• THE TASK:
Say how many lines include "document", with no words around the number.

### LISTED ENTRIES

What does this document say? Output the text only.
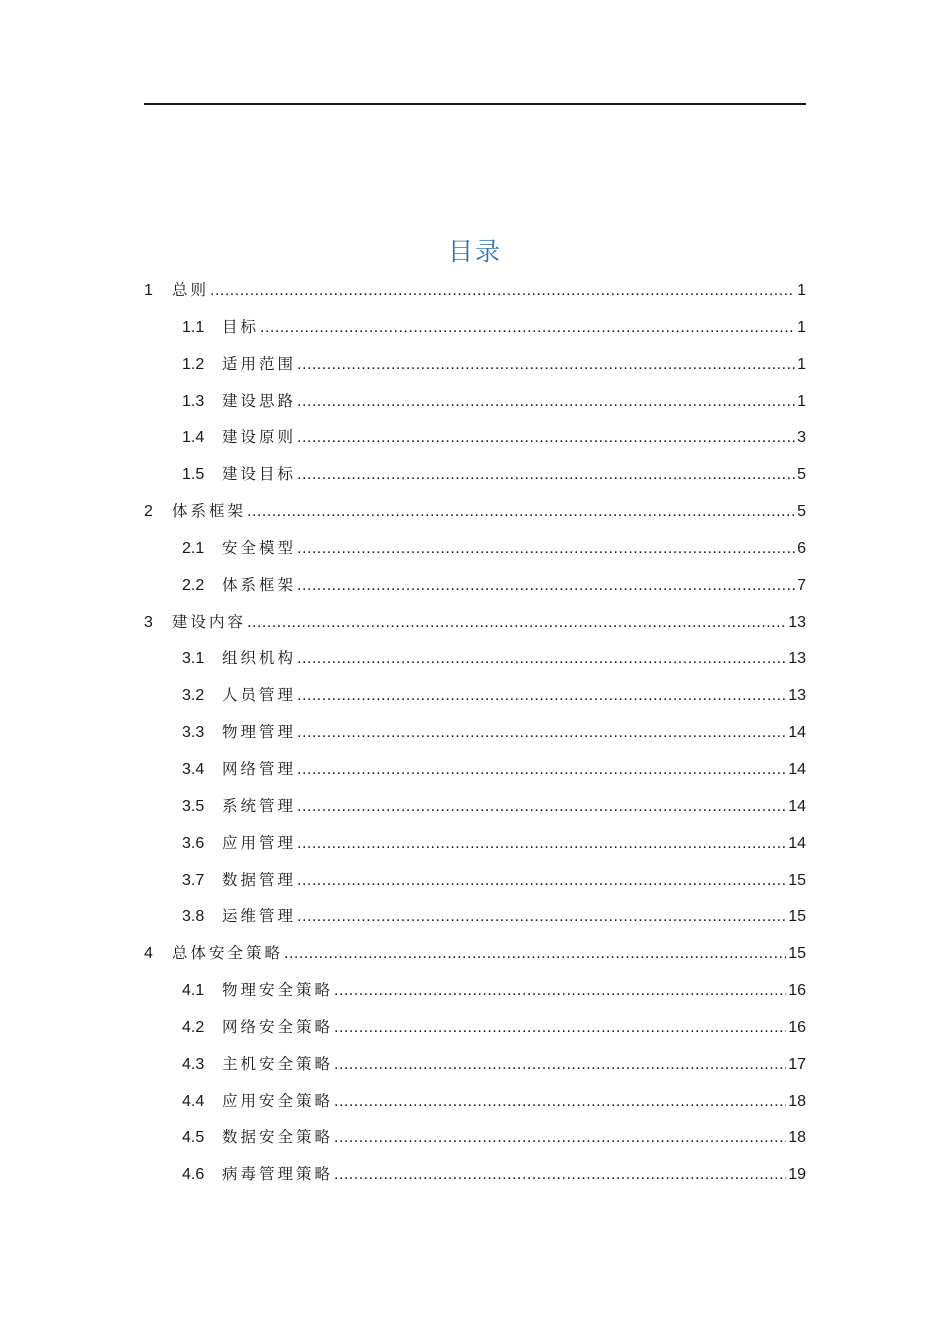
目录
1	总则 .....	1
1.1	目标 .....	1
1.2	适用范围 .....	1
1.3	建设思路 .....	1
1.4	建设原则 .....	3
1.5	建设目标 .....	5
2	体系框架 .....	5
2.1	安全模型 .....	6
2.2	体系框架 .....	7
3	建设内容 .....	13
3.1	组织机构 .....	13
3.2	人员管理 .....	13
3.3	物理管理 .....	14
3.4	网络管理 .....	14
3.5	系统管理 .....	14
3.6	应用管理 .....	14
3.7	数据管理 .....	15
3.8	运维管理 .....	15
4	总体安全策略 .....	15
4.1	物理安全策略 .....	16
4.2	网络安全策略 .....	16
4.3	主机安全策略 .....	17
4.4	应用安全策略 .....	18
4.5	数据安全策略 .....	18
4.6	病毒管理策略 .....	19
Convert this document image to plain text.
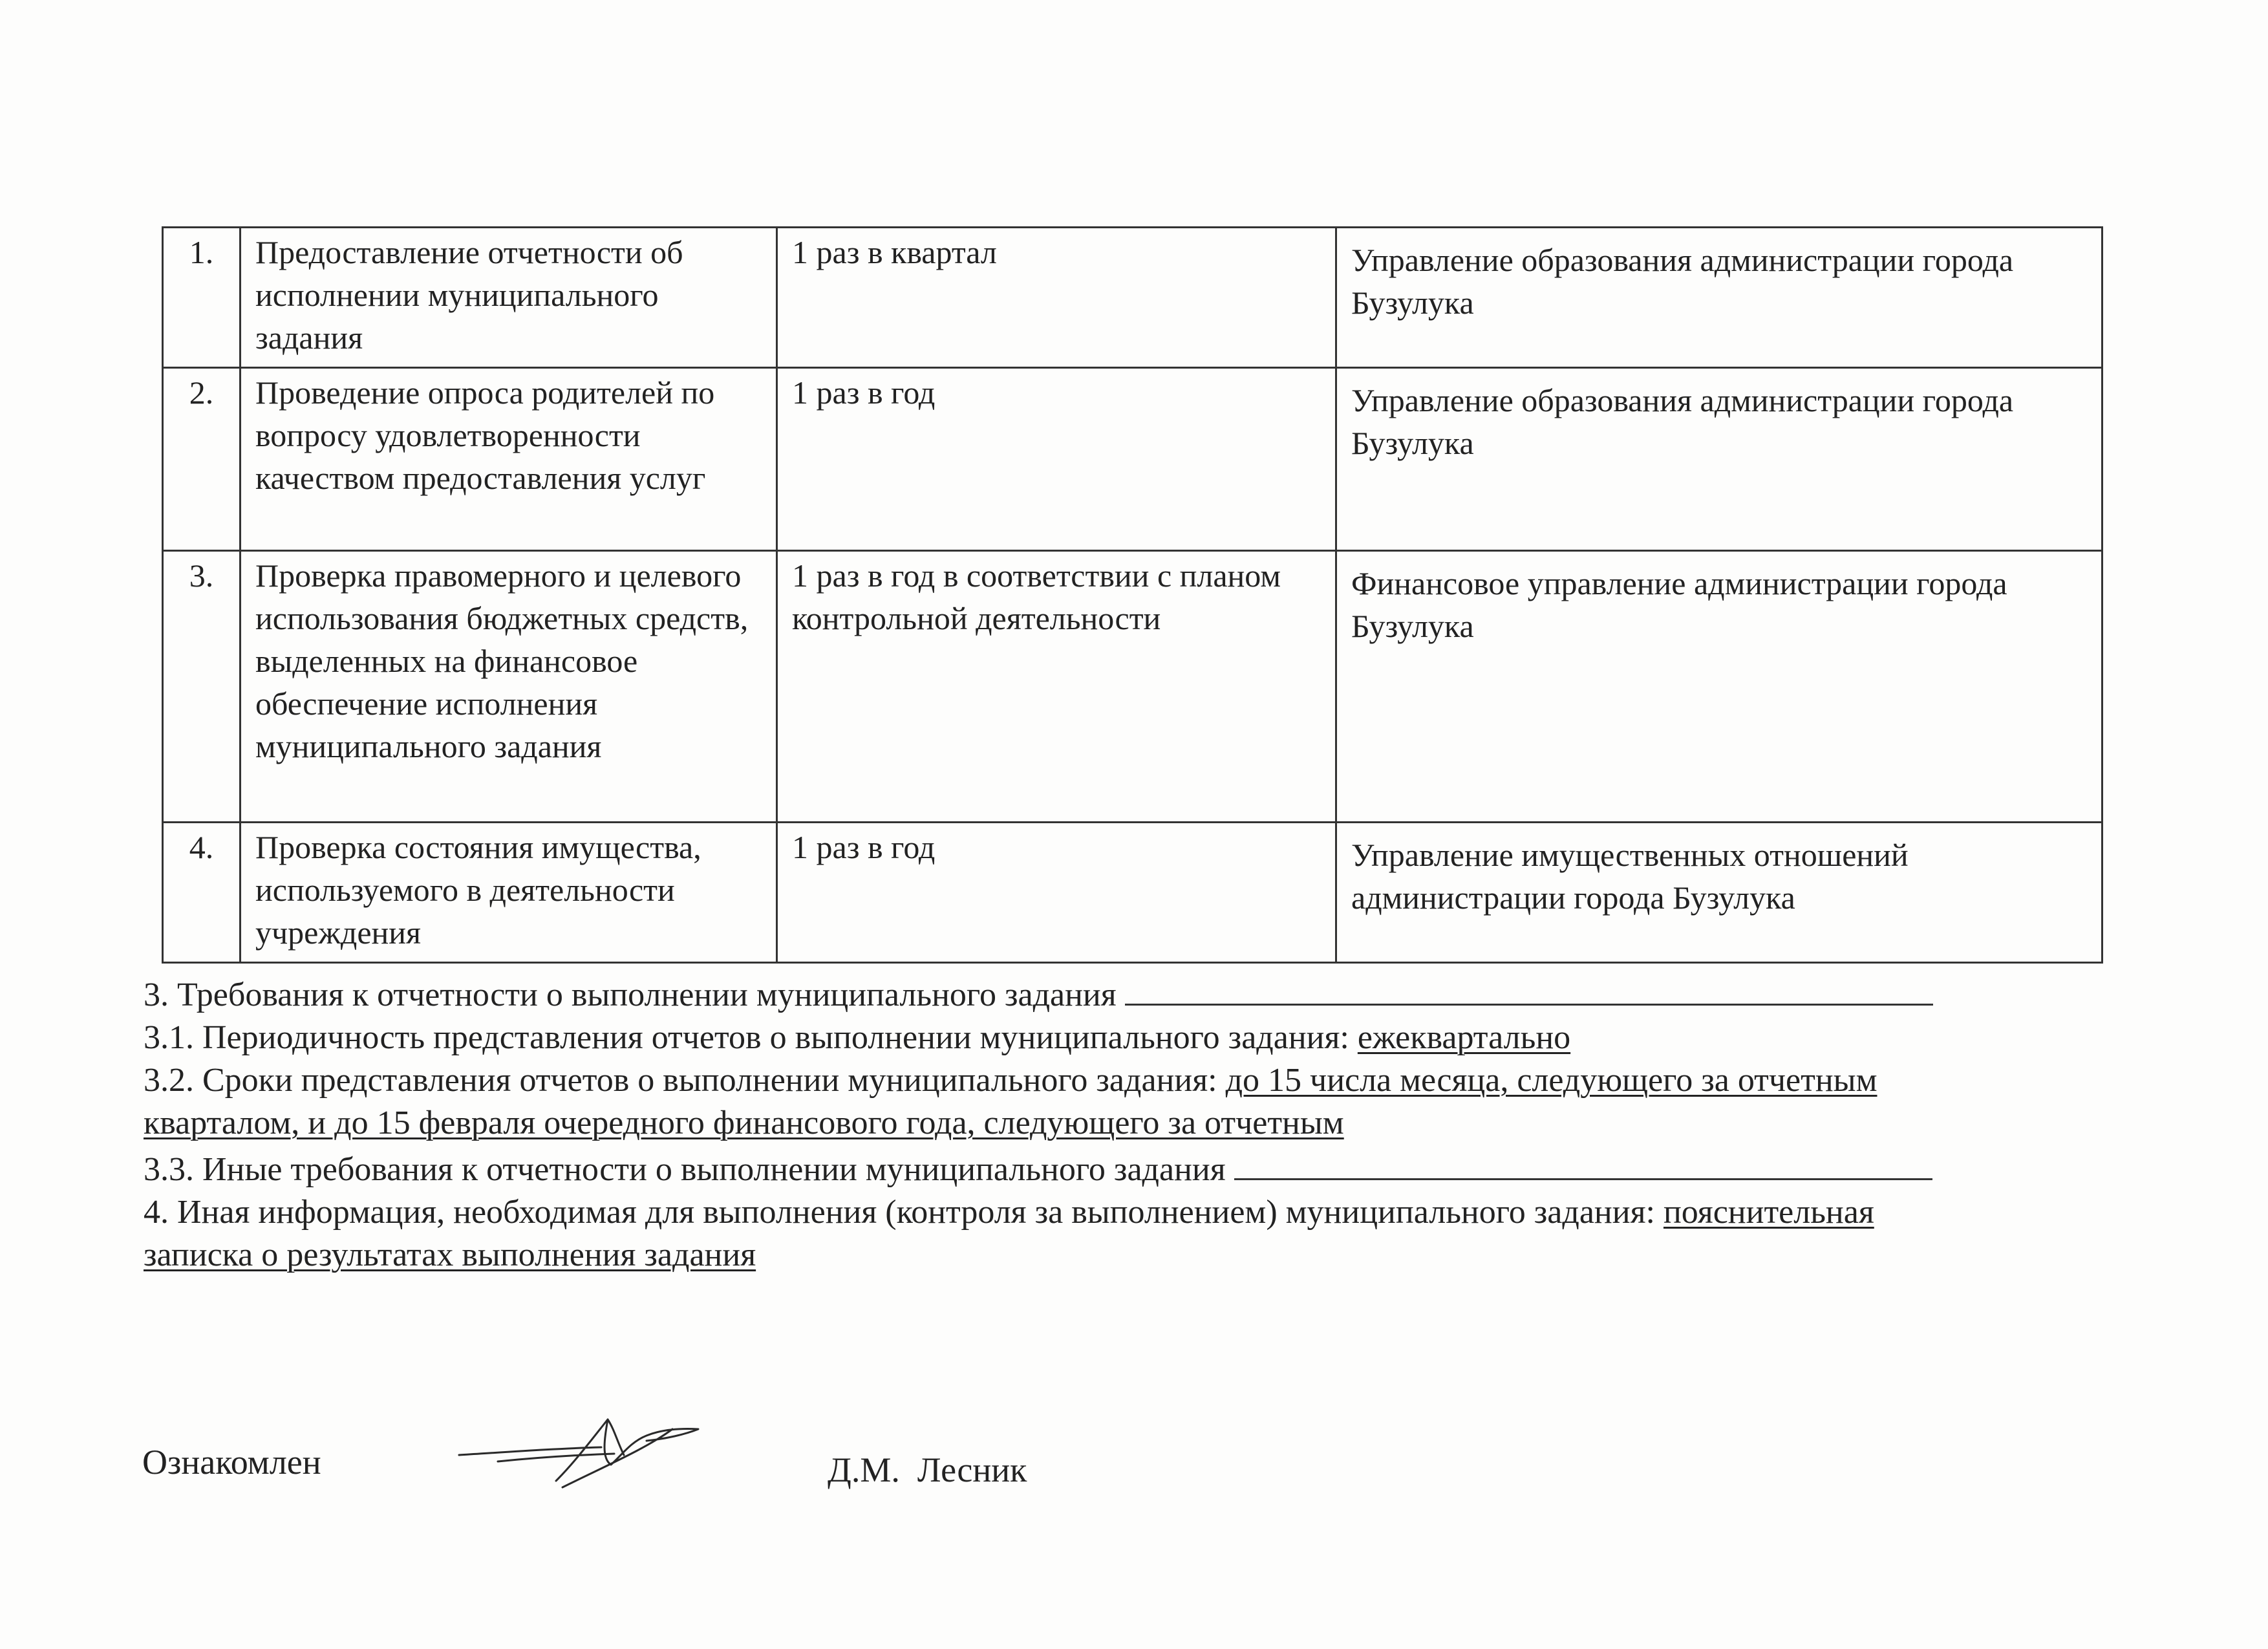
1.	Предоставление отчетности об исполнении муниципального задания	1 раз в квартал	Управление образования администрации города Бузулука
2.	Проведение опроса родителей по вопросу удовлетворенности качеством предоставления услуг	1 раз в год	Управление образования администрации города Бузулука
3.	Проверка правомерного и целевого использования бюджетных средств, выделенных на финансовое обеспечение исполнения муниципального задания	1 раз в год в соответствии с планом контрольной деятельности	Финансовое управление администрации города Бузулука
4.	Проверка состояния имущества, используемого в деятельности учреждения	1 раз в год	Управление имущественных отношений администрации города Бузулука
3. Требования к отчетности о выполнении муниципального задания
3.1. Периодичность представления отчетов о выполнении муниципального задания: ежеквартально
3.2. Сроки представления отчетов о выполнении муниципального задания: до 15 числа месяца, следующего за отчетным
кварталом, и до 15 февраля очередного финансового года, следующего за отчетным
3.3. Иные требования к отчетности о выполнении муниципального задания
4. Иная информация, необходимая для выполнения (контроля за выполнением) муниципального задания: пояснительная
записка о результатах выполнения задания
Ознакомлен	Д.М.  Лесник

######

• TASK ANSWER:
2